:: SUPPLIED MATERIAL

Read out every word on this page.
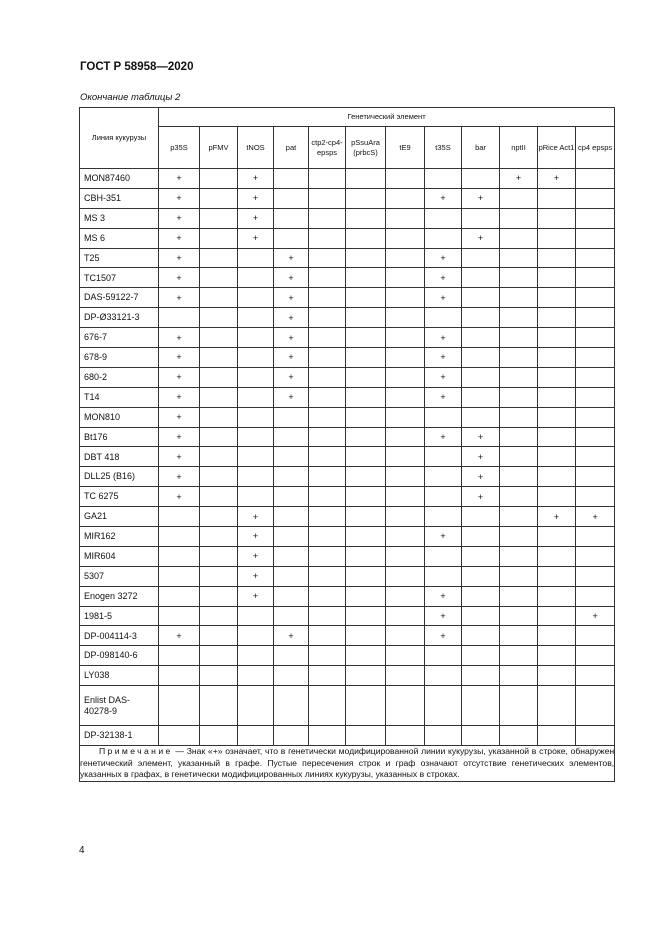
ГОСТ Р 58958—2020
Окончание таблицы 2
Линия кукурузы	Генетический элемент											
	p35S	pFMV	tNOS	pat	ctp2-cp4-epsps	pSsuAra (prbcS)	tE9	t35S	bar	nptII	pRice Act1	cp4 epsps
MON87460	+		+							+	+	
CBH-351	+		+					+	+			
MS 3	+		+									
MS 6	+		+						+			
T25	+			+				+				
TC1507	+			+				+				
DAS-59122-7	+			+				+				
DP-Ø33121-3				+								
676-7	+			+				+				
678-9	+			+				+				
680-2	+			+				+				
T14	+			+				+				
MON810	+											
Bt176	+							+	+			
DBT 418	+								+			
DLL25 (B16)	+								+			
TC 6275	+								+			
GA21			+								+	+
MIR162			+					+				
MIR604			+									
5307			+									
Enogen 3272			+					+				
1981-5								+				+
DP-004114-3	+			+				+				
DP-098140-6												
LY038												
Enlist DAS-40278-9												
DP-32138-1												
Примечание — Знак «+» означает, что в генетически модифицированной линии кукурузы, указанной в строке, обнаружен генетический элемент, указанный в графе. Пустые пересечения строк и граф означают отсутствие генетических элементов, указанных в графах, в генетически модифицированных линиях кукурузы, указанных в строках.												
4
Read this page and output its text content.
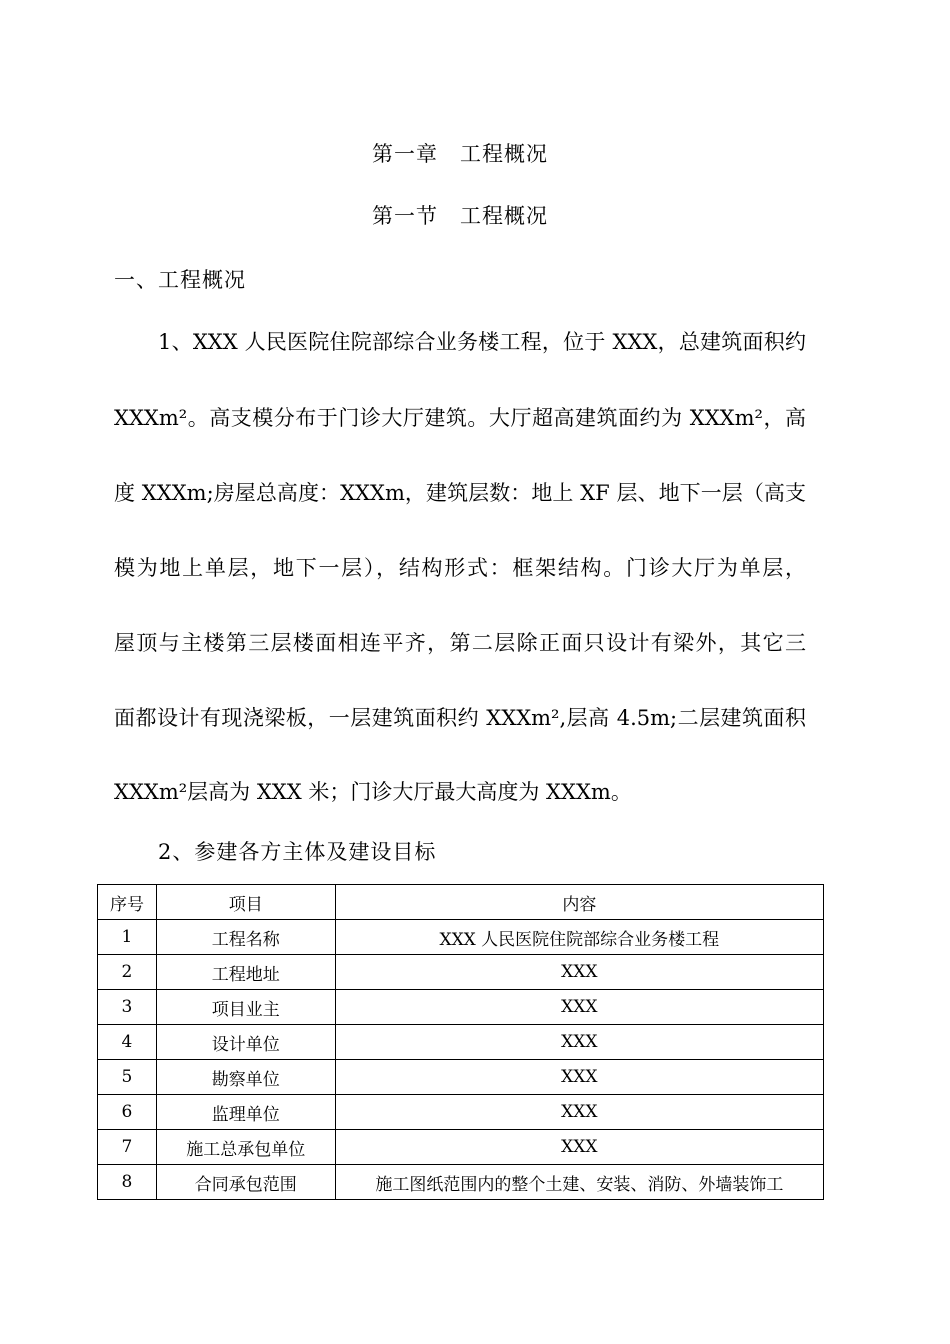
第一章　工程概况
第一节　工程概况
一、工程概况
1、XXX 人民医院住院部综合业务楼工程，位于 XXX，总建筑面积约
XXXm²。高支模分布于门诊大厅建筑。大厅超高建筑面约为 XXXm²，高
度 XXXm;房屋总高度：XXXm，建筑层数：地上 XF 层、地下一层（高支
模为地上单层，地下一层），结构形式：框架结构。门诊大厅为单层，
屋顶与主楼第三层楼面相连平齐，第二层除正面只设计有梁外，其它三
面都设计有现浇梁板，一层建筑面积约 XXXm²,层高 4.5m;二层建筑面积
XXXm²层高为 XXX 米；门诊大厅最大高度为 XXXm。
2、参建各方主体及建设目标
序号	项目	内容
1	工程名称	XXX 人民医院住院部综合业务楼工程
2	工程地址	XXX
3	项目业主	XXX
4	设计单位	XXX
5	勘察单位	XXX
6	监理单位	XXX
7	施工总承包单位	XXX
8	合同承包范围	施工图纸范围内的整个土建、安装、消防、外墙装饰工
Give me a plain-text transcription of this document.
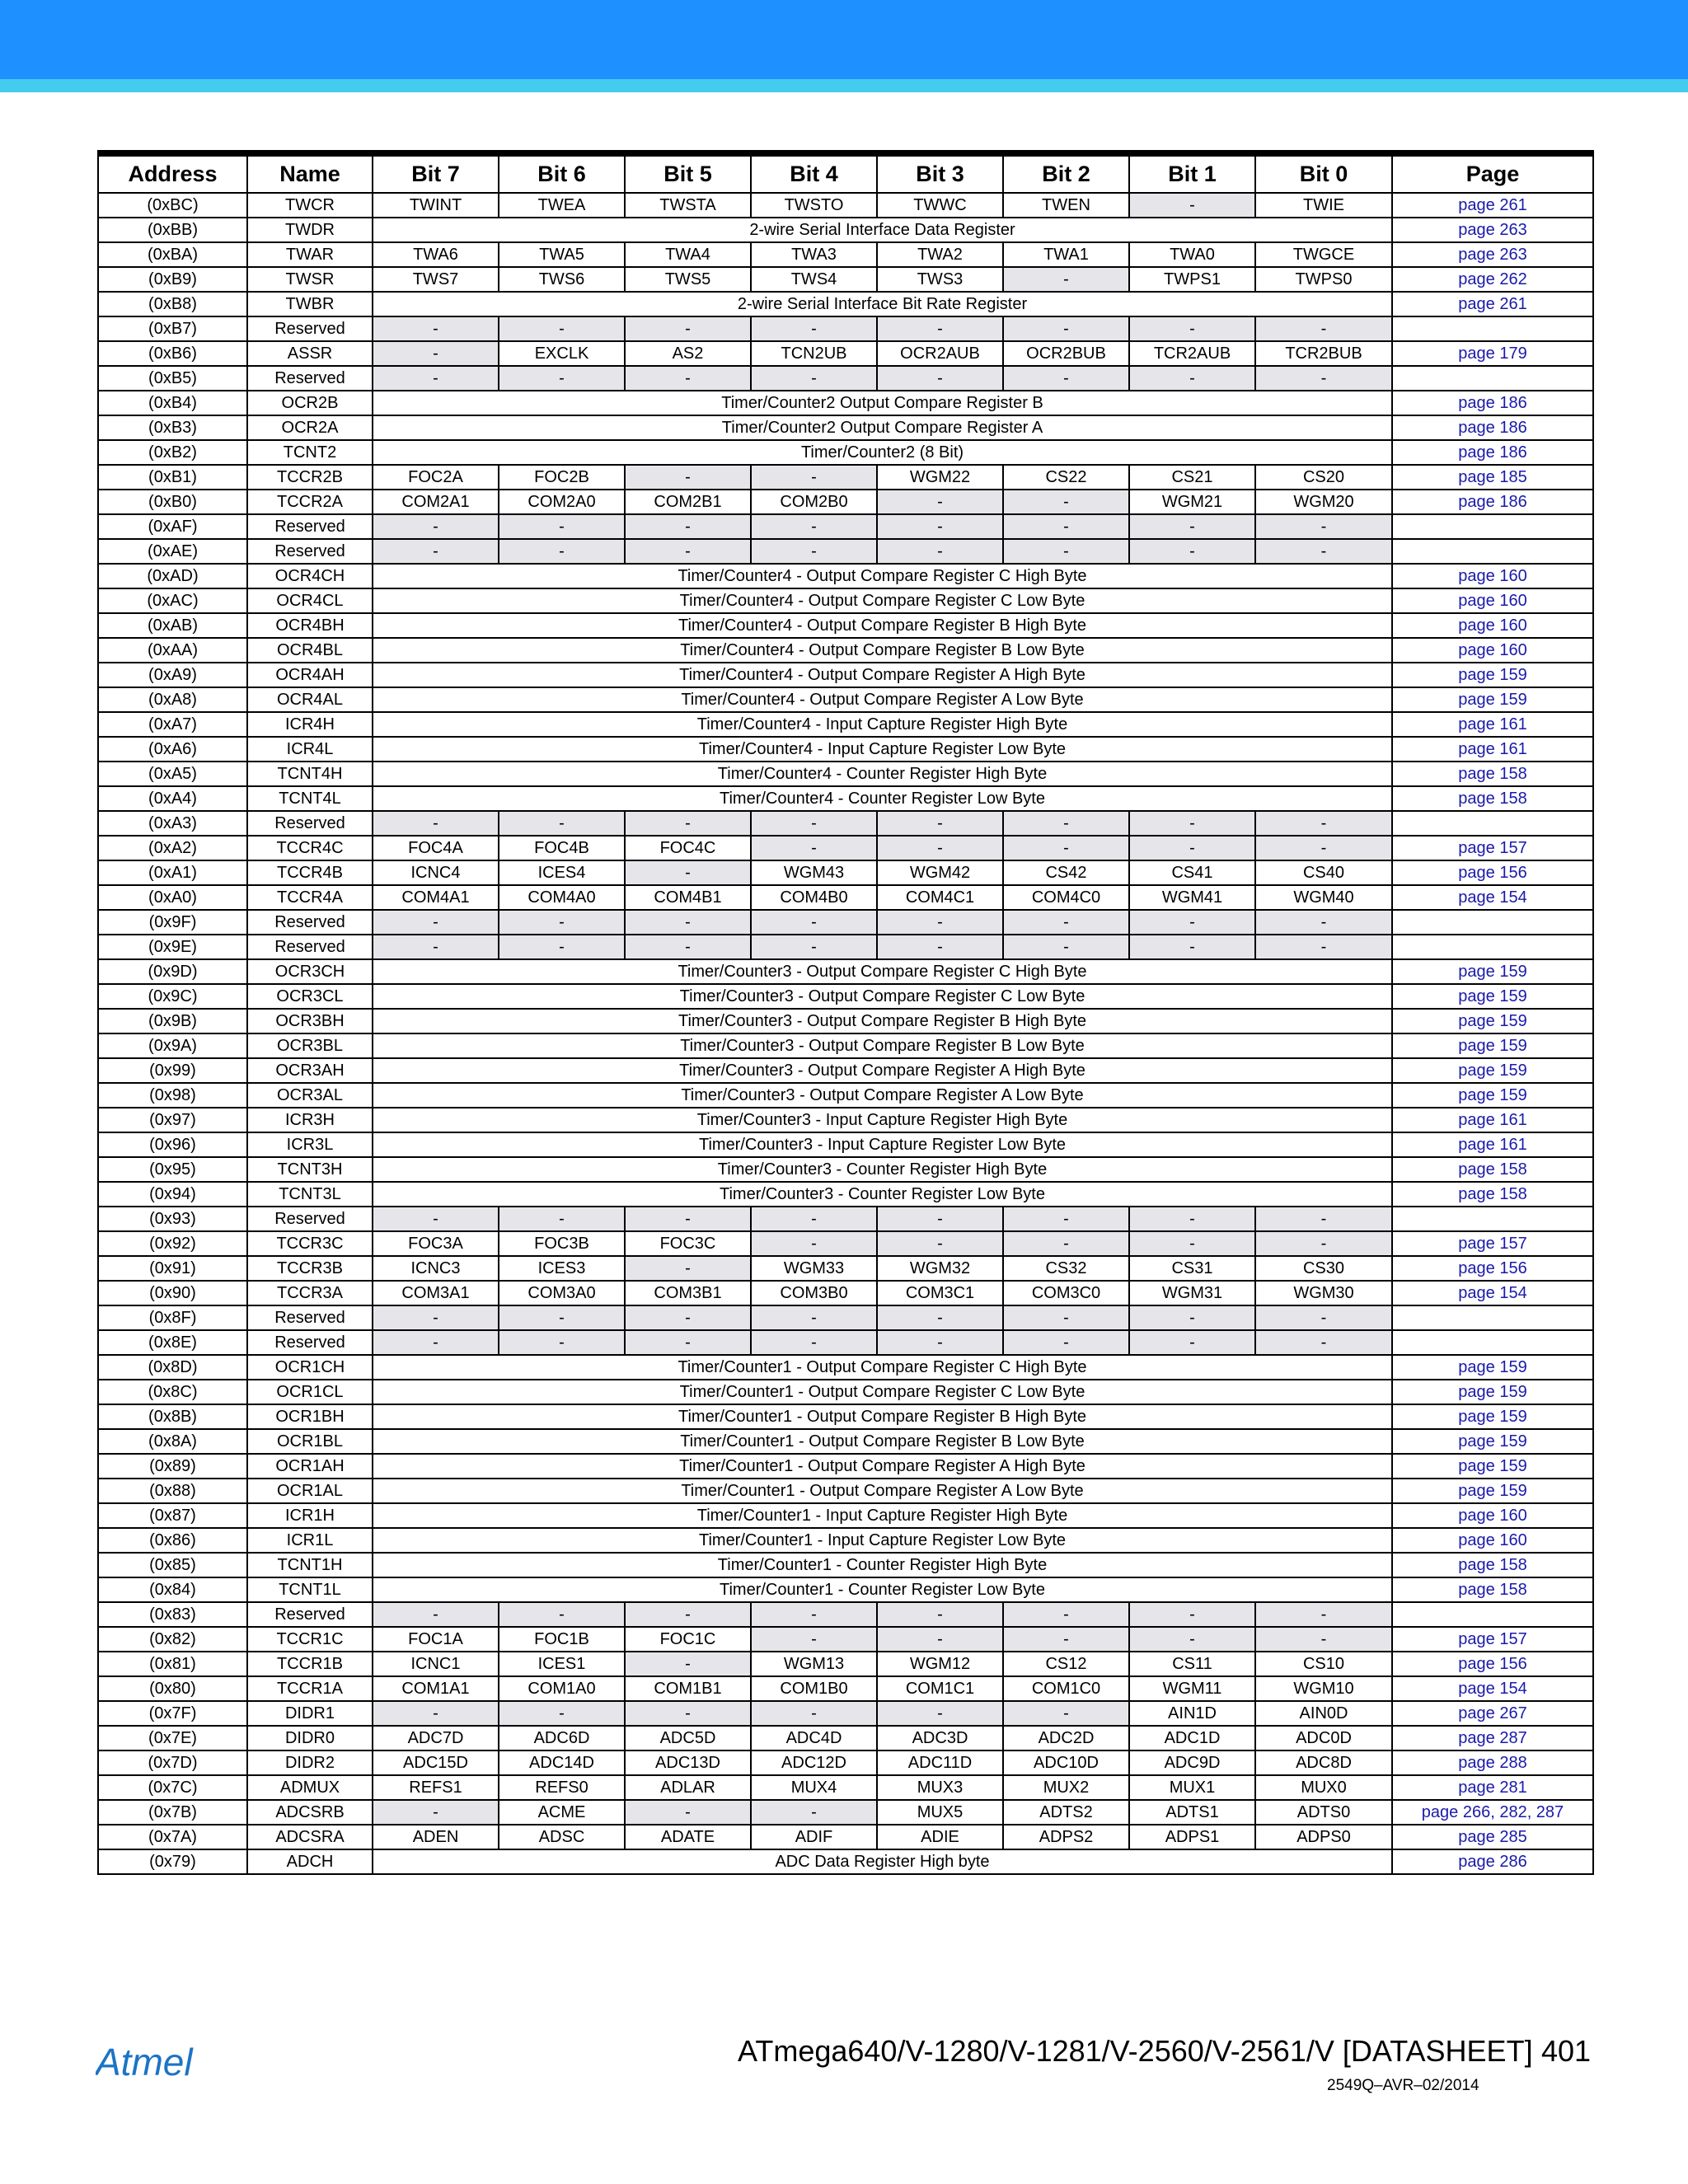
Address	Name	Bit 7	Bit 6	Bit 5	Bit 4	Bit 3	Bit 2	Bit 1	Bit 0	Page
(0xBC)	TWCR	TWINT	TWEA	TWSTA	TWSTO	TWWC	TWEN	-	TWIE	page 261
(0xBB)	TWDR	2-wire Serial Interface Data Register								page 263
(0xBA)	TWAR	TWA6	TWA5	TWA4	TWA3	TWA2	TWA1	TWA0	TWGCE	page 263
(0xB9)	TWSR	TWS7	TWS6	TWS5	TWS4	TWS3	-	TWPS1	TWPS0	page 262
(0xB8)	TWBR	2-wire Serial Interface Bit Rate Register								page 261
(0xB7)	Reserved	-	-	-	-	-	-	-	-	
(0xB6)	ASSR	-	EXCLK	AS2	TCN2UB	OCR2AUB	OCR2BUB	TCR2AUB	TCR2BUB	page 179
(0xB5)	Reserved	-	-	-	-	-	-	-	-	
(0xB4)	OCR2B	Timer/Counter2 Output Compare Register B								page 186
(0xB3)	OCR2A	Timer/Counter2 Output Compare Register A								page 186
(0xB2)	TCNT2	Timer/Counter2 (8 Bit)								page 186
(0xB1)	TCCR2B	FOC2A	FOC2B	-	-	WGM22	CS22	CS21	CS20	page 185
(0xB0)	TCCR2A	COM2A1	COM2A0	COM2B1	COM2B0	-	-	WGM21	WGM20	page 186
(0xAF)	Reserved	-	-	-	-	-	-	-	-	
(0xAE)	Reserved	-	-	-	-	-	-	-	-	
(0xAD)	OCR4CH	Timer/Counter4 - Output Compare Register C High Byte								page 160
(0xAC)	OCR4CL	Timer/Counter4 - Output Compare Register C Low Byte								page 160
(0xAB)	OCR4BH	Timer/Counter4 - Output Compare Register B High Byte								page 160
(0xAA)	OCR4BL	Timer/Counter4 - Output Compare Register B Low Byte								page 160
(0xA9)	OCR4AH	Timer/Counter4 - Output Compare Register A High Byte								page 159
(0xA8)	OCR4AL	Timer/Counter4 - Output Compare Register A Low Byte								page 159
(0xA7)	ICR4H	Timer/Counter4 - Input Capture Register High Byte								page 161
(0xA6)	ICR4L	Timer/Counter4 - Input Capture Register Low Byte								page 161
(0xA5)	TCNT4H	Timer/Counter4 - Counter Register High Byte								page 158
(0xA4)	TCNT4L	Timer/Counter4 - Counter Register Low Byte								page 158
(0xA3)	Reserved	-	-	-	-	-	-	-	-	
(0xA2)	TCCR4C	FOC4A	FOC4B	FOC4C	-	-	-	-	-	page 157
(0xA1)	TCCR4B	ICNC4	ICES4	-	WGM43	WGM42	CS42	CS41	CS40	page 156
(0xA0)	TCCR4A	COM4A1	COM4A0	COM4B1	COM4B0	COM4C1	COM4C0	WGM41	WGM40	page 154
(0x9F)	Reserved	-	-	-	-	-	-	-	-	
(0x9E)	Reserved	-	-	-	-	-	-	-	-	
(0x9D)	OCR3CH	Timer/Counter3 - Output Compare Register C High Byte								page 159
(0x9C)	OCR3CL	Timer/Counter3 - Output Compare Register C Low Byte								page 159
(0x9B)	OCR3BH	Timer/Counter3 - Output Compare Register B High Byte								page 159
(0x9A)	OCR3BL	Timer/Counter3 - Output Compare Register B Low Byte								page 159
(0x99)	OCR3AH	Timer/Counter3 - Output Compare Register A High Byte								page 159
(0x98)	OCR3AL	Timer/Counter3 - Output Compare Register A Low Byte								page 159
(0x97)	ICR3H	Timer/Counter3 - Input Capture Register High Byte								page 161
(0x96)	ICR3L	Timer/Counter3 - Input Capture Register Low Byte								page 161
(0x95)	TCNT3H	Timer/Counter3 - Counter Register High Byte								page 158
(0x94)	TCNT3L	Timer/Counter3 - Counter Register Low Byte								page 158
(0x93)	Reserved	-	-	-	-	-	-	-	-	
(0x92)	TCCR3C	FOC3A	FOC3B	FOC3C	-	-	-	-	-	page 157
(0x91)	TCCR3B	ICNC3	ICES3	-	WGM33	WGM32	CS32	CS31	CS30	page 156
(0x90)	TCCR3A	COM3A1	COM3A0	COM3B1	COM3B0	COM3C1	COM3C0	WGM31	WGM30	page 154
(0x8F)	Reserved	-	-	-	-	-	-	-	-	
(0x8E)	Reserved	-	-	-	-	-	-	-	-	
(0x8D)	OCR1CH	Timer/Counter1 - Output Compare Register C High Byte								page 159
(0x8C)	OCR1CL	Timer/Counter1 - Output Compare Register C Low Byte								page 159
(0x8B)	OCR1BH	Timer/Counter1 - Output Compare Register B High Byte								page 159
(0x8A)	OCR1BL	Timer/Counter1 - Output Compare Register B Low Byte								page 159
(0x89)	OCR1AH	Timer/Counter1 - Output Compare Register A High Byte								page 159
(0x88)	OCR1AL	Timer/Counter1 - Output Compare Register A Low Byte								page 159
(0x87)	ICR1H	Timer/Counter1 - Input Capture Register High Byte								page 160
(0x86)	ICR1L	Timer/Counter1 - Input Capture Register Low Byte								page 160
(0x85)	TCNT1H	Timer/Counter1 - Counter Register High Byte								page 158
(0x84)	TCNT1L	Timer/Counter1 - Counter Register Low Byte								page 158
(0x83)	Reserved	-	-	-	-	-	-	-	-	
(0x82)	TCCR1C	FOC1A	FOC1B	FOC1C	-	-	-	-	-	page 157
(0x81)	TCCR1B	ICNC1	ICES1	-	WGM13	WGM12	CS12	CS11	CS10	page 156
(0x80)	TCCR1A	COM1A1	COM1A0	COM1B1	COM1B0	COM1C1	COM1C0	WGM11	WGM10	page 154
(0x7F)	DIDR1	-	-	-	-	-	-	AIN1D	AIN0D	page 267
(0x7E)	DIDR0	ADC7D	ADC6D	ADC5D	ADC4D	ADC3D	ADC2D	ADC1D	ADC0D	page 287
(0x7D)	DIDR2	ADC15D	ADC14D	ADC13D	ADC12D	ADC11D	ADC10D	ADC9D	ADC8D	page 288
(0x7C)	ADMUX	REFS1	REFS0	ADLAR	MUX4	MUX3	MUX2	MUX1	MUX0	page 281
(0x7B)	ADCSRB	-	ACME	-	-	MUX5	ADTS2	ADTS1	ADTS0	page 266, 282, 287
(0x7A)	ADCSRA	ADEN	ADSC	ADATE	ADIF	ADIE	ADPS2	ADPS1	ADPS0	page 285
(0x79)	ADCH	ADC Data Register High byte								page 286
Atmel	ATmega640/V-1280/V-1281/V-2560/V-2561/V [DATASHEET] 401
2549Q–AVR–02/2014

::::

● EXERCISE AIM: Among the entries above, how many lines include the word "Reserved"? Reply with the number only.

● EXERCISE ANSWER: 11